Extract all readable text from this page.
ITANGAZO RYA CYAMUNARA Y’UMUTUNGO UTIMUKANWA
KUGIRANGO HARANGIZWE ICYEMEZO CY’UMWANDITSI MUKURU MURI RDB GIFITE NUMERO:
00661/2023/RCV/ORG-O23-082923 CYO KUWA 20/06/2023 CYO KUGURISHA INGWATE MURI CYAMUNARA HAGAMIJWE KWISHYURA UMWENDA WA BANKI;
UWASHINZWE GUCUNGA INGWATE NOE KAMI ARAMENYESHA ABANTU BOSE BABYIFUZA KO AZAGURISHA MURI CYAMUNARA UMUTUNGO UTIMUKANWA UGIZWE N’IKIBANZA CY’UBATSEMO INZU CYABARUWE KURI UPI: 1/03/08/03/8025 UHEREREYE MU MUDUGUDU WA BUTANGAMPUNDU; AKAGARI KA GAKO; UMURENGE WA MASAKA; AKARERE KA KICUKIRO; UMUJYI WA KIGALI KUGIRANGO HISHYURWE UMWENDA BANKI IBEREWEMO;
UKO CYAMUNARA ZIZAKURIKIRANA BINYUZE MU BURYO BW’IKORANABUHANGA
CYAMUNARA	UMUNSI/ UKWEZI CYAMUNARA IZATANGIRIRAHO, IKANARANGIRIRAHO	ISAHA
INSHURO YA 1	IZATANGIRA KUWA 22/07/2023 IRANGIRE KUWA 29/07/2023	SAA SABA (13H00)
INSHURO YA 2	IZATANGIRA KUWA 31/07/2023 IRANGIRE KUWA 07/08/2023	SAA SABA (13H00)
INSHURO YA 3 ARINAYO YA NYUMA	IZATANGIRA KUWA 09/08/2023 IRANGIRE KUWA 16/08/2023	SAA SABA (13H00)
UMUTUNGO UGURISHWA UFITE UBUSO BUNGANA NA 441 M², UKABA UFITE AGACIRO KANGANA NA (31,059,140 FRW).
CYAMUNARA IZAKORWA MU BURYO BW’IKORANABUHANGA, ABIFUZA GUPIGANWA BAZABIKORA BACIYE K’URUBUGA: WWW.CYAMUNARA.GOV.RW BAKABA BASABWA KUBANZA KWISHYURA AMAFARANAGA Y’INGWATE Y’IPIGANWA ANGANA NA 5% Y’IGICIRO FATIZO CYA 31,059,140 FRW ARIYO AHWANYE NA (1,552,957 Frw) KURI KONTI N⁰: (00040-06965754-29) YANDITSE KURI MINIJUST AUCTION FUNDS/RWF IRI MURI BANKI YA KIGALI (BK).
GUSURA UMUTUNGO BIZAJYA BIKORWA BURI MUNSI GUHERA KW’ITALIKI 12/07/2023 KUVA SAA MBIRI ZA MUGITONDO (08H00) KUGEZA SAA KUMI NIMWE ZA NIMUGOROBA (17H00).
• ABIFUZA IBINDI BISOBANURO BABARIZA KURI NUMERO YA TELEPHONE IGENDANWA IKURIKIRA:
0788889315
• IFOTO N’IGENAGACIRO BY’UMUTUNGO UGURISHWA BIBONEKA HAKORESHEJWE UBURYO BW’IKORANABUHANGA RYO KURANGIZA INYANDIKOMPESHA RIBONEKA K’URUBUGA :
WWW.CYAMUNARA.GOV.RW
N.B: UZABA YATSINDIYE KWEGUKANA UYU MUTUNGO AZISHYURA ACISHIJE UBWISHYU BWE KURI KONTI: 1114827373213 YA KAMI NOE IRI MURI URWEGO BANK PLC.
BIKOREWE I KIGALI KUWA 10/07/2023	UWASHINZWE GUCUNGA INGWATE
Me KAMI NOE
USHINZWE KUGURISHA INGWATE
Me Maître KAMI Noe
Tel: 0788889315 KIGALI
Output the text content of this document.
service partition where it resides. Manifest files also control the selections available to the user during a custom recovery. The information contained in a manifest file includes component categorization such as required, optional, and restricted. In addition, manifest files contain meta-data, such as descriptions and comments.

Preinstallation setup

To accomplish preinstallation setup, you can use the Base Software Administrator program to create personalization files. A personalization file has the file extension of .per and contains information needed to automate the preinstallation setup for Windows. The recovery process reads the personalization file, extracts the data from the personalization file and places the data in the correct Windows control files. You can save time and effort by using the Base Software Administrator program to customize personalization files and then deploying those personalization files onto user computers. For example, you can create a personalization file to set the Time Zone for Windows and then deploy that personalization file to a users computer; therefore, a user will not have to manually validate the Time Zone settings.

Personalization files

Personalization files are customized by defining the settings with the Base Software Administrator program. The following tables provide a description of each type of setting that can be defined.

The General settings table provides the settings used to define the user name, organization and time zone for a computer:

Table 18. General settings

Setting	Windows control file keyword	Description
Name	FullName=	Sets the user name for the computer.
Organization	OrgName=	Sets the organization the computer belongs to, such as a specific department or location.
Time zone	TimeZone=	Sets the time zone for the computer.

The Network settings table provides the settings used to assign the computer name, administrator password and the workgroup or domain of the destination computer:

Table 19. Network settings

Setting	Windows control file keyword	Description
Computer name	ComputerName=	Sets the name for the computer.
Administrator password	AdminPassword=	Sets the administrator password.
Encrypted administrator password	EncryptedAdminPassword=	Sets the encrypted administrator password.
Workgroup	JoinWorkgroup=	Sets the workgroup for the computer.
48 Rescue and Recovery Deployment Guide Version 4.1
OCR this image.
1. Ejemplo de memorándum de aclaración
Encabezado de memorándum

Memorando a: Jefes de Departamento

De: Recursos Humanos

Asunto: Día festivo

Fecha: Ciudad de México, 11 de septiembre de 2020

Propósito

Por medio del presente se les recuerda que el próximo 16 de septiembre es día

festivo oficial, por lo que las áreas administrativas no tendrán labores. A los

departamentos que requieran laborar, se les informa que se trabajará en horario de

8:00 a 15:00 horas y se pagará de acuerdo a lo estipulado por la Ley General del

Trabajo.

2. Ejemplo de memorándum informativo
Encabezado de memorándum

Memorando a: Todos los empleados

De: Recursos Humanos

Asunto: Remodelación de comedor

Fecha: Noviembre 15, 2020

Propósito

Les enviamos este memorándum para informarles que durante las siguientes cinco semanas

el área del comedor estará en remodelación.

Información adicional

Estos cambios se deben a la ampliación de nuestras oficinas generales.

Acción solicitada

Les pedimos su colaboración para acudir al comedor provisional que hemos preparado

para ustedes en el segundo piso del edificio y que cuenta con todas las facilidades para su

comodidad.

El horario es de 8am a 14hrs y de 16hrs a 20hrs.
__________________________________________________
## Requirement
Give the data again, exactly as it stands.

## Response
Extract all readable text from this page.
ITANGAZO RYA CYAMUNARA Y’UMUTUNGO UTIMUKANWA
KUGIRANGO HARANGIZWE ICYEMEZO CY’UMWANDITSI MUKURU MURI RDB GIFITE NUMERO:
00661/2023/RCV/ORG-O23-082923 CYO KUWA 20/06/2023 CYO KUGURISHA INGWATE MURI CYAMUNARA HAGAMIJWE KWISHYURA UMWENDA WA BANKI;
UWASHINZWE GUCUNGA INGWATE NOE KAMI ARAMENYESHA ABANTU BOSE BABYIFUZA KO AZAGURISHA MURI CYAMUNARA UMUTUNGO UTIMUKANWA UGIZWE N’IKIBANZA CY’UBATSEMO INZU CYABARUWE KURI UPI: 1/03/08/03/8025 UHEREREYE MU MUDUGUDU WA BUTANGAMPUNDU; AKAGARI KA GAKO; UMURENGE WA MASAKA; AKARERE KA KICUKIRO; UMUJYI WA KIGALI KUGIRANGO HISHYURWE UMWENDA BANKI IBEREWEMO;
UKO CYAMUNARA ZIZAKURIKIRANA BINYUZE MU BURYO BW’IKORANABUHANGA
CYAMUNARA	UMUNSI/ UKWEZI CYAMUNARA IZATANGIRIRAHO, IKANARANGIRIRAHO	ISAHA
INSHURO YA 1	IZATANGIRA KUWA 22/07/2023 IRANGIRE KUWA 29/07/2023	SAA SABA (13H00)
INSHURO YA 2	IZATANGIRA KUWA 31/07/2023 IRANGIRE KUWA 07/08/2023	SAA SABA (13H00)
INSHURO YA 3 ARINAYO YA NYUMA	IZATANGIRA KUWA 09/08/2023 IRANGIRE KUWA 16/08/2023	SAA SABA (13H00)
UMUTUNGO UGURISHWA UFITE UBUSO BUNGANA NA 441 M², UKABA UFITE AGACIRO KANGANA NA (31,059,140 FRW).
CYAMUNARA IZAKORWA MU BURYO BW’IKORANABUHANGA, ABIFUZA GUPIGANWA BAZABIKORA BACIYE K’URUBUGA: WWW.CYAMUNARA.GOV.RW BAKABA BASABWA KUBANZA KWISHYURA AMAFARANAGA Y’INGWATE Y’IPIGANWA ANGANA NA 5% Y’IGICIRO FATIZO CYA 31,059,140 FRW ARIYO AHWANYE NA (1,552,957 Frw) KURI KONTI N⁰: (00040-06965754-29) YANDITSE KURI MINIJUST AUCTION FUNDS/RWF IRI MURI BANKI YA KIGALI (BK).
GUSURA UMUTUNGO BIZAJYA BIKORWA BURI MUNSI GUHERA KW’ITALIKI 12/07/2023 KUVA SAA MBIRI ZA MUGITONDO (08H00) KUGEZA SAA KUMI NIMWE ZA NIMUGOROBA (17H00).
• ABIFUZA IBINDI BISOBANURO BABARIZA KURI NUMERO YA TELEPHONE IGENDANWA IKURIKIRA:
0788889315
• IFOTO N’IGENAGACIRO BY’UMUTUNGO UGURISHWA BIBONEKA HAKORESHEJWE UBURYO BW’IKORANABUHANGA RYO KURANGIZA INYANDIKOMPESHA RIBONEKA K’URUBUGA :
WWW.CYAMUNARA.GOV.RW
N.B: UZABA YATSINDIYE KWEGUKANA UYU MUTUNGO AZISHYURA ACISHIJE UBWISHYU BWE KURI KONTI: 1114827373213 YA KAMI NOE IRI MURI URWEGO BANK PLC.
BIKOREWE I KIGALI KUWA 10/07/2023	UWASHINZWE GUCUNGA INGWATE
Me KAMI NOE
USHINZWE KUGURISHA INGWATE
Me Maître KAMI Noe
Tel: 0788889315 KIGALI
Output the text content of this document.
service partition where it resides. Manifest files also control the selections available to the user during a custom recovery. The information contained in a manifest file includes component categorization such as required, optional, and restricted. In addition, manifest files contain meta-data, such as descriptions and comments.

Preinstallation setup

To accomplish preinstallation setup, you can use the Base Software Administrator program to create personalization files. A personalization file has the file extension of .per and contains information needed to automate the preinstallation setup for Windows. The recovery process reads the personalization file, extracts the data from the personalization file and places the data in the correct Windows control files. You can save time and effort by using the Base Software Administrator program to customize personalization files and then deploying those personalization files onto user computers. For example, you can create a personalization file to set the Time Zone for Windows and then deploy that personalization file to a users computer; therefore, a user will not have to manually validate the Time Zone settings.

Personalization files

Personalization files are customized by defining the settings with the Base Software Administrator program. The following tables provide a description of each type of setting that can be defined.

The General settings table provides the settings used to define the user name, organization and time zone for a computer:

Table 18. General settings

Setting	Windows control file keyword	Description
Name	FullName=	Sets the user name for the computer.
Organization	OrgName=	Sets the organization the computer belongs to, such as a specific department or location.
Time zone	TimeZone=	Sets the time zone for the computer.

The Network settings table provides the settings used to assign the computer name, administrator password and the workgroup or domain of the destination computer:

Table 19. Network settings

Setting	Windows control file keyword	Description
Computer name	ComputerName=	Sets the name for the computer.
Administrator password	AdminPassword=	Sets the administrator password.
Encrypted administrator password	EncryptedAdminPassword=	Sets the encrypted administrator password.
Workgroup	JoinWorkgroup=	Sets the workgroup for the computer.
48 Rescue and Recovery Deployment Guide Version 4.1
OCR this image.
1. Ejemplo de memorándum de aclaración
Encabezado de memorándum

Memorando a: Jefes de Departamento

De: Recursos Humanos

Asunto: Día festivo

Fecha: Ciudad de México, 11 de septiembre de 2020

Propósito

Por medio del presente se les recuerda que el próximo 16 de septiembre es día

festivo oficial, por lo que las áreas administrativas no tendrán labores. A los

departamentos que requieran laborar, se les informa que se trabajará en horario de

8:00 a 15:00 horas y se pagará de acuerdo a lo estipulado por la Ley General del

Trabajo.

2. Ejemplo de memorándum informativo
Encabezado de memorándum

Memorando a: Todos los empleados

De: Recursos Humanos

Asunto: Remodelación de comedor

Fecha: Noviembre 15, 2020

Propósito

Les enviamos este memorándum para informarles que durante las siguientes cinco semanas

el área del comedor estará en remodelación.

Información adicional

Estos cambios se deben a la ampliación de nuestras oficinas generales.

Acción solicitada

Les pedimos su colaboración para acudir al comedor provisional que hemos preparado

para ustedes en el segundo piso del edificio y que cuenta con todas las facilidades para su

comodidad.

El horario es de 8am a 14hrs y de 16hrs a 20hrs.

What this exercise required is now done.